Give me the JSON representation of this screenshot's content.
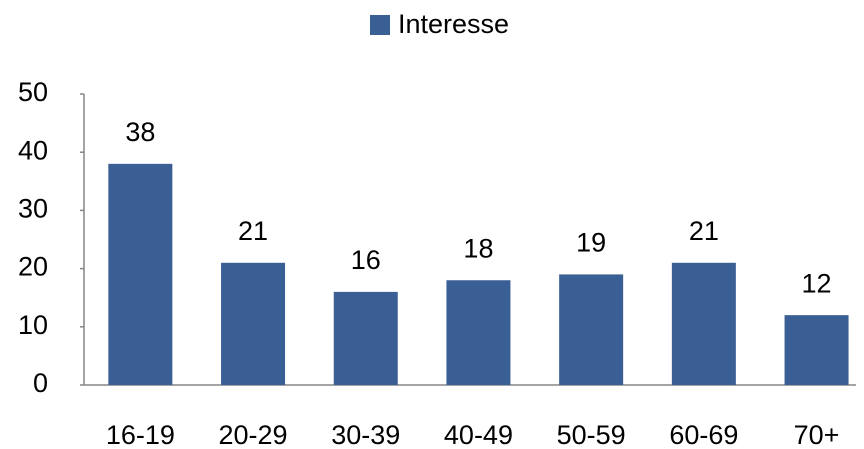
{
  "chart_data": {
    "type": "bar",
    "categories": [
      "16-19",
      "20-29",
      "30-39",
      "40-49",
      "50-59",
      "60-69",
      "70+"
    ],
    "series": [
      {
        "name": "Interesse",
        "color": "#3a5f94",
        "values": [
          38,
          21,
          16,
          18,
          19,
          21,
          12
        ]
      }
    ],
    "ylim": [
      0,
      50
    ],
    "yticks": [
      0,
      10,
      20,
      30,
      40,
      50
    ],
    "grid": false,
    "legend": "top",
    "data_labels": true
  }
}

────────────────────

» **Stated problem**:
Copy every line above word for word and exclude the pictures.

» **The solution**:
Give me the JSON representation of this screenshot's content.
{
  "chart_data": {
    "type": "bar",
    "categories": [
      "16-19",
      "20-29",
      "30-39",
      "40-49",
      "50-59",
      "60-69",
      "70+"
    ],
    "series": [
      {
        "name": "Interesse",
        "color": "#3a5f94",
        "values": [
          38,
          21,
          16,
          18,
          19,
          21,
          12
        ]
      }
    ],
    "ylim": [
      0,
      50
    ],
    "yticks": [
      0,
      10,
      20,
      30,
      40,
      50
    ],
    "grid": false,
    "legend": "top",
    "data_labels": true
  }
}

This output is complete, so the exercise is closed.